Error! Bad conf file.
Your dkms.conf is not valid.
error: %preun(<PACKAGE>) scriptlet failed, exit status 4
error: <PACKAGE>: erase failed

where PACKAGE is each of:

virtualbox-kernel-4.9.56-desktop-1.mga6-5.1.30-1.mga6
virtualbox-kernel-4.14.56-desktop-1.mga6-5.2.14-6.mga6
virtualbox-kernel-4.14.56-server-1.mga6-5.2.14-6.mga6
xtables-addons-kernel-4.14.56-desktop-1.mga6-2.13-48.mga6

These 4 OLD packages are each listed twice; though I get only one of the above error for each.

Question:  Any chance rpm looks through the entire filesystem rather than staying within the mga8 system?  I still have (possibly-)bootable mga5 and mga6 systems on other drives (3 drives in this laptop) as hinted to with:
   /dev/sda5 on /root.old type ext4 (rw,noatime)
Comment 17 Lewis Smith 2021-10-20 20:13:05 CEST
Yes, deleting old kernels can be tedious. I start with:
 $ rpm -qa | grep kernel | sort
which gives a clear ordered list:
 kernel-desktop-5.10.60-2.mga8-1-1.mga8
 kernel-desktop-5.10.62-1.mga8-1-1.mga8
 kernel-desktop-5.10.70-1.mga8-1-1.mga8
 kernel-desktop-latest-5.10.70-1.mga8
 ...
then 'urpme' the older full package names, several at a time. Always leaving at least the two latest. If it takes ages, this might be due to rare systems where re-generating Grub each time (as happens for kernel updates) takes ages; this does not affect most people.

The end result is visible in /boot, where each kernel now includes for example:
    config-5.10.60-desktop-2.mga8
    initrd-5.10.60-desktop-2.mga8.img
   symvers-5.10.60-desktop-2.mga8.xz
System.map-5.10.60-desktop-2.mga8
   vmlinuz-5.10.60-desktop-2.mga8
but this list was shorter in the past.

CC: (none) => lewyssmith

Comment 18 Dave Hodgins 2021-10-21 02:40:18 CEST
It would not be looking on other file systems.
 
For each of those packages, I'm not sure what is causing the problem. Rather then
investigate them further since it's likely one of the changes in dkms since mga6
that is causing it, I'd next try "rpm -e --noscripts $packagename" to remove
them. Then manually delete each directory shown by
"tree -ifa /var/lib/dkms|grep mga6".

Listings of boxed layout items:
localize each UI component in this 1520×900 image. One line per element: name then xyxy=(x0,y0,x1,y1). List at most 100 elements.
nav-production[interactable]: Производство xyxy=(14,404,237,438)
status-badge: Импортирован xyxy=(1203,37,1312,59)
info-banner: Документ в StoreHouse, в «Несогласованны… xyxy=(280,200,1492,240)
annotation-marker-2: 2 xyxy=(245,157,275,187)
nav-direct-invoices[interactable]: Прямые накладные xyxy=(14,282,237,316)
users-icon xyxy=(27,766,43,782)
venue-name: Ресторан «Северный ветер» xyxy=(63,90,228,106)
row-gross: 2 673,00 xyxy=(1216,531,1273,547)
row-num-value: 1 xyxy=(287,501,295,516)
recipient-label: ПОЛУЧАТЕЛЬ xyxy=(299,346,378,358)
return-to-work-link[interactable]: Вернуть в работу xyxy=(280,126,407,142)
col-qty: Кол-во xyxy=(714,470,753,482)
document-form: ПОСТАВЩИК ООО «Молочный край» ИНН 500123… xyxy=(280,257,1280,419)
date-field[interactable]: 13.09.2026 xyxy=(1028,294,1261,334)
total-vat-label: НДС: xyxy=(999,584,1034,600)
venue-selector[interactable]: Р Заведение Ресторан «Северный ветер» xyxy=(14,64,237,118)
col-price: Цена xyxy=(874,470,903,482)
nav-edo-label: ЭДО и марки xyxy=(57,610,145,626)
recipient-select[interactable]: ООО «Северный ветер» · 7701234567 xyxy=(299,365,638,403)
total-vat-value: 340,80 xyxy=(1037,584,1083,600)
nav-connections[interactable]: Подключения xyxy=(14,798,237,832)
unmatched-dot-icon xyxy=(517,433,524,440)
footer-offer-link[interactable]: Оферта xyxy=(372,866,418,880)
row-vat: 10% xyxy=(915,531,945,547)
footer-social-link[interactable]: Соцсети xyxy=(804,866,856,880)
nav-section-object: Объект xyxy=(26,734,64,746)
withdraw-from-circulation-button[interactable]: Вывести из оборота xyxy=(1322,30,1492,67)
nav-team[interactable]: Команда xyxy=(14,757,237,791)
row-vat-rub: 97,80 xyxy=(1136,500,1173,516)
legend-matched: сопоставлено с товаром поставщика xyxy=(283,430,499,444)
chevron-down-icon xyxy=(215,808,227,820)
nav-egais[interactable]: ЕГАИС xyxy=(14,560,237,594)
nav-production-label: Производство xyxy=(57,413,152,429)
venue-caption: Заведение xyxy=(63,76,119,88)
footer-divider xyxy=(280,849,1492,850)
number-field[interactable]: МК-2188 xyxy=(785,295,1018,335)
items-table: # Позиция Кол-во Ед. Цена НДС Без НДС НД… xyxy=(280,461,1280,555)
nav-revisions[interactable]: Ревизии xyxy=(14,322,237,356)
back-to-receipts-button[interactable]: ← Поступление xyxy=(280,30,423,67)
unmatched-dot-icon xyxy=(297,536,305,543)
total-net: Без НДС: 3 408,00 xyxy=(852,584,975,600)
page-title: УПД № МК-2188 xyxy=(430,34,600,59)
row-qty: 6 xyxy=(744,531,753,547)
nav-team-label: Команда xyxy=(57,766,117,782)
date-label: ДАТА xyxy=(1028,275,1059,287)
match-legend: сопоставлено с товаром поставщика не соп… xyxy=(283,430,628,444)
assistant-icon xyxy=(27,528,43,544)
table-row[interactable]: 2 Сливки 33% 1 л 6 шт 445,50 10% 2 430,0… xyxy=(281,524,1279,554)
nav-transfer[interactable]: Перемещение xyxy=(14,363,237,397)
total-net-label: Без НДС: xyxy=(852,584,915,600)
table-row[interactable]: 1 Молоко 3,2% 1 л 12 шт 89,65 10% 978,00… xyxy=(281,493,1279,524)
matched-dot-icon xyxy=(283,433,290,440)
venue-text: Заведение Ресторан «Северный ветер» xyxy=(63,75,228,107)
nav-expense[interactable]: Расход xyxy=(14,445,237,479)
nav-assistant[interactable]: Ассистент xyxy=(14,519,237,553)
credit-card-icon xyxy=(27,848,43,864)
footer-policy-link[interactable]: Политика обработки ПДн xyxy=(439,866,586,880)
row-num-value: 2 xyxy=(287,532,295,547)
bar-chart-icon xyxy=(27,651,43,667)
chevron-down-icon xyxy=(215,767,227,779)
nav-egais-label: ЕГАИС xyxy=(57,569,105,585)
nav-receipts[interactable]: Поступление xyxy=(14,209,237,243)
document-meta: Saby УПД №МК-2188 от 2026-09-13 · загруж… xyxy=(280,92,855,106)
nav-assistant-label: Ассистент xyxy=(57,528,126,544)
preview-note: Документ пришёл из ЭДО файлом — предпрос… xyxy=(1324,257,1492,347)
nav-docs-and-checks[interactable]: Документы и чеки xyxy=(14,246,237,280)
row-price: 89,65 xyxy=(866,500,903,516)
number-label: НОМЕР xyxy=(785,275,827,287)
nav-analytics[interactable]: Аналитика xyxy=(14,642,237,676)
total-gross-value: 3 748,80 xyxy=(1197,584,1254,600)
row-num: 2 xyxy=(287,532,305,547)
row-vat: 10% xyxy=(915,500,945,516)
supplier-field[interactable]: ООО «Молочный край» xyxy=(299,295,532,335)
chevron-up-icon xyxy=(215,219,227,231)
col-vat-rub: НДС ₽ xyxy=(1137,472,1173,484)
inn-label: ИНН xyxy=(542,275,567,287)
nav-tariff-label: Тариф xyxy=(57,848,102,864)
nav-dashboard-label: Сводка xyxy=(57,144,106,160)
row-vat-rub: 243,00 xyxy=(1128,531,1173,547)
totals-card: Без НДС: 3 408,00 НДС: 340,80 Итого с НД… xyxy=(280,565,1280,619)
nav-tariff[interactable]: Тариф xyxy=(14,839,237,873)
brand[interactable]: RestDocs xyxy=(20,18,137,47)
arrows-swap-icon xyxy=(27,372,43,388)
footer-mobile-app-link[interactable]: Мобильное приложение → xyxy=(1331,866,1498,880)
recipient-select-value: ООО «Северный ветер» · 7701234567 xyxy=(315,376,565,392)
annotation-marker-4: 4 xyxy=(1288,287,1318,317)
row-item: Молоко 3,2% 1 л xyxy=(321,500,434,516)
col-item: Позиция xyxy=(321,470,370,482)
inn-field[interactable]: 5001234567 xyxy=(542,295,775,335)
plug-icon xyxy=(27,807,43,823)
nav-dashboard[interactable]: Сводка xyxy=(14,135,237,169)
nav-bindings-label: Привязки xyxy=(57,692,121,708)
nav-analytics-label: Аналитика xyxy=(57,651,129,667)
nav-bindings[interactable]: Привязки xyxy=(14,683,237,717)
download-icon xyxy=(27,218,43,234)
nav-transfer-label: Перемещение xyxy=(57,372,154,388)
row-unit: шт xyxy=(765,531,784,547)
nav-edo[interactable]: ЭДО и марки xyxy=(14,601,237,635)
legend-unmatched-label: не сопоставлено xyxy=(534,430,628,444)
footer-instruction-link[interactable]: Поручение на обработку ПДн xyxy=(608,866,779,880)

Required work:
1. In the forum thread about removing old kernel packages, which package names are given after "where PACKAGE is each of:"? List them all.
2. Carry on the forum thread about removing old kernel packages, starting right after its final sentence.

Results of the tasks:
1.
virtualbox-kernel-4.9.56-desktop-1.mga6-5.1.30-1.mga6
virtualbox-kernel-4.14.56-desktop-1.mga6-5.2.14-6.mga6
virtualbox-kernel-4.14.56-server-1.mga6-5.2.14-6.mga6
xtables-addons-kernel-4.14.56-desktop-1.mga6-2.13-48.mga6

2.
Comment 19 Pierre Fortin 2021-10-21 03:11:26 CEST
Wow...  rpm -e --noscripts finally got rid of those four last old packages and returned 6.5G
  /dev/sdb1        48G   37G  8.8G  81% /

tree -ifa /var/lib/dkms|grep mga6  gave no output, so all looks fine now.

THANKS!!  Hope this results in a better old kernel removal tool...
Comment 20 Pierre Fortin 2021-10-21 03:12:23 CEST
Thanks!

Resolution: (none) => FIXED
Status: NEW => RESOLVED

Comment 21 Dave Hodgins 2021-10-21 03:39:22 CEST
I have no idea why having those mga6 packages installed caused such problems,
especially with the space. I'm guessing it's due to a combination of changes
in dkms and rpm since mga6.

As the author of the script being used, I don't see any changes needed at
this point. I'm not going to change it to try and handle mga6 packages, but
will keep in mind their impact if others report a similar problem.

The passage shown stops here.